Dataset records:
▼
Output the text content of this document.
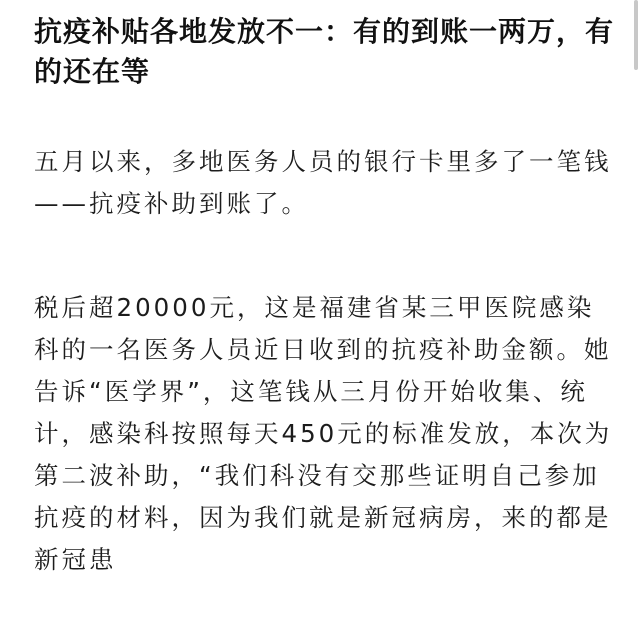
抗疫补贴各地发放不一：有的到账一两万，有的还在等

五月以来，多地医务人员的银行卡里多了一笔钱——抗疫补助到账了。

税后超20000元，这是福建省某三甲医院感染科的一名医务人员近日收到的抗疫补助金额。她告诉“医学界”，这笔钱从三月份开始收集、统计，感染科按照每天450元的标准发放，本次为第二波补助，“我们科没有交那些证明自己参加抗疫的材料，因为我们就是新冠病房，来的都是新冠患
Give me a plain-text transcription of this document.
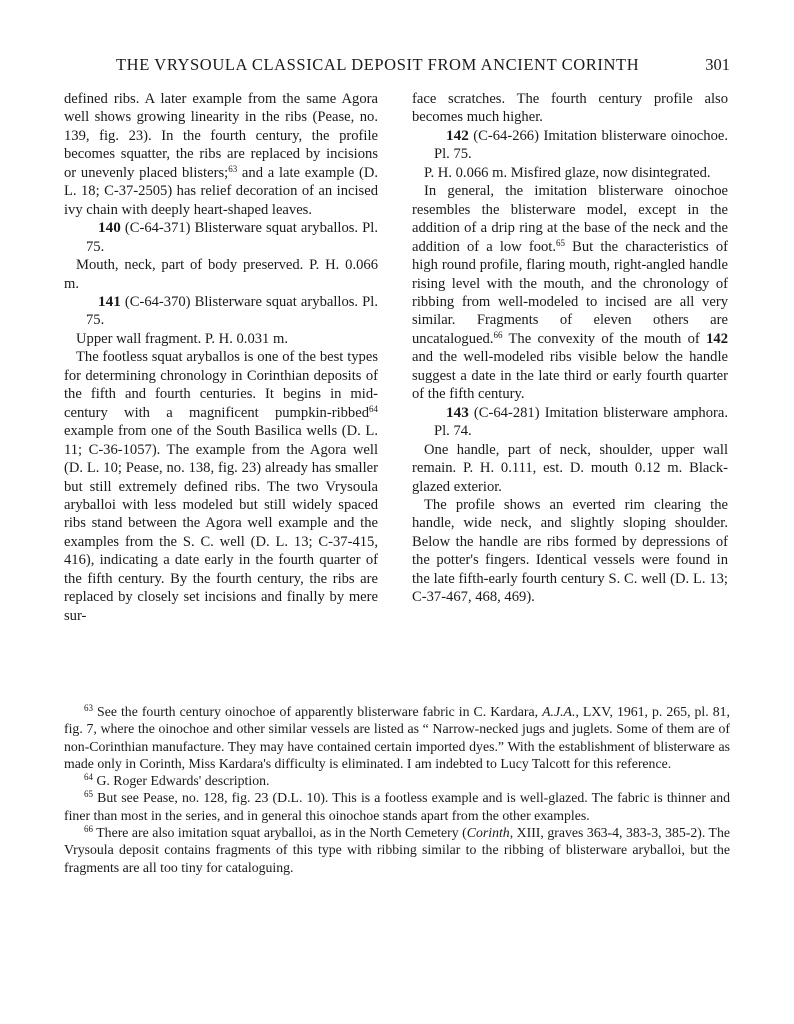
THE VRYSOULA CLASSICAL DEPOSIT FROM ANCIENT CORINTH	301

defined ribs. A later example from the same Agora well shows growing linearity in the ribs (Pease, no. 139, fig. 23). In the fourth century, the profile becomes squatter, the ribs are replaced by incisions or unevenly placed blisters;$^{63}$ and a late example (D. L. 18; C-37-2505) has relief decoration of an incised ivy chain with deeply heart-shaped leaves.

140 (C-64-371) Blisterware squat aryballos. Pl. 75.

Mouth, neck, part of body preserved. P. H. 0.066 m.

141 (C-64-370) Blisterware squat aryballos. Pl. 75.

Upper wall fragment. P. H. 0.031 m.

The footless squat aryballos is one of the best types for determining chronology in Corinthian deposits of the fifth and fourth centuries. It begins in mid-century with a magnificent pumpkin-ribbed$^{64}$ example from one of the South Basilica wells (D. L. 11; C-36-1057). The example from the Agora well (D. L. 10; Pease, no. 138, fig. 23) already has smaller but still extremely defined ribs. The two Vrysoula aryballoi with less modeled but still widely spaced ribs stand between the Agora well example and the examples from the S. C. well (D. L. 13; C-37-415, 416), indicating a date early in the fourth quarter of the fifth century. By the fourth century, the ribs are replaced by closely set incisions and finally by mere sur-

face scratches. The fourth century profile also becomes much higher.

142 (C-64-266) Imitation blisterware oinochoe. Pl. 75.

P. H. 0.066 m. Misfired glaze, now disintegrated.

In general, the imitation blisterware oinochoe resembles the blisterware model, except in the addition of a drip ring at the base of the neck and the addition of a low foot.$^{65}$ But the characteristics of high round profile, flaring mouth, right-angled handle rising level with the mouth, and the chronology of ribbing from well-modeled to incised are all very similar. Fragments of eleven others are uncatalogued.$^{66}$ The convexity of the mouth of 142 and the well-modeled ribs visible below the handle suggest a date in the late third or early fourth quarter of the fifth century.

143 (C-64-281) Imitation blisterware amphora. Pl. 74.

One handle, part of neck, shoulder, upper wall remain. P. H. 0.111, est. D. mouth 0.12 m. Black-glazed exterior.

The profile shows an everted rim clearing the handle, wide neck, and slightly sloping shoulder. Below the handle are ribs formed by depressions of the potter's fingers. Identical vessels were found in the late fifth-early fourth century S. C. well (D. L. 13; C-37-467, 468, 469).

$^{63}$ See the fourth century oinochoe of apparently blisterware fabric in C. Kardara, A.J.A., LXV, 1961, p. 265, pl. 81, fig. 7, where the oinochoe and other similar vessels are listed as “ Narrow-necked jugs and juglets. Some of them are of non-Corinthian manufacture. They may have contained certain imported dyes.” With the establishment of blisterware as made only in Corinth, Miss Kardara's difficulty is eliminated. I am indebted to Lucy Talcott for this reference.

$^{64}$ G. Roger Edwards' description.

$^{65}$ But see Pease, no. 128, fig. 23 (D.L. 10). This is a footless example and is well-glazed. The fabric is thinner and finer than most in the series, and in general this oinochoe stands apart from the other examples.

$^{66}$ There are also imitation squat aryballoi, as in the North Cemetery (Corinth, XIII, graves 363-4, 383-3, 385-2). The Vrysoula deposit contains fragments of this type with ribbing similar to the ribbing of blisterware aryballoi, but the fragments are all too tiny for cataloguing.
▲
Scan the listing above. Gather each line that contains the word "vessels".

Solution to the problem:
The profile shows an everted rim clearing the handle, wide neck, and slightly sloping shoulder. Below the handle are ribs formed by depressions of the potter's fingers. Identical vessels were found in the late fifth-early fourth century S. C. well (D. L. 13; C-37-467, 468, 469).
$^{63}$ See the fourth century oinochoe of apparently blisterware fabric in C. Kardara, A.J.A., LXV, 1961, p. 265, pl. 81, fig. 7, where the oinochoe and other similar vessels are listed as “ Narrow-necked jugs and juglets. Some of them are of non-Corinthian manufacture. They may have contained certain imported dyes.” With the establishment of blisterware as made only in Corinth, Miss Kardara's difficulty is eliminated. I am indebted to Lucy Talcott for this reference.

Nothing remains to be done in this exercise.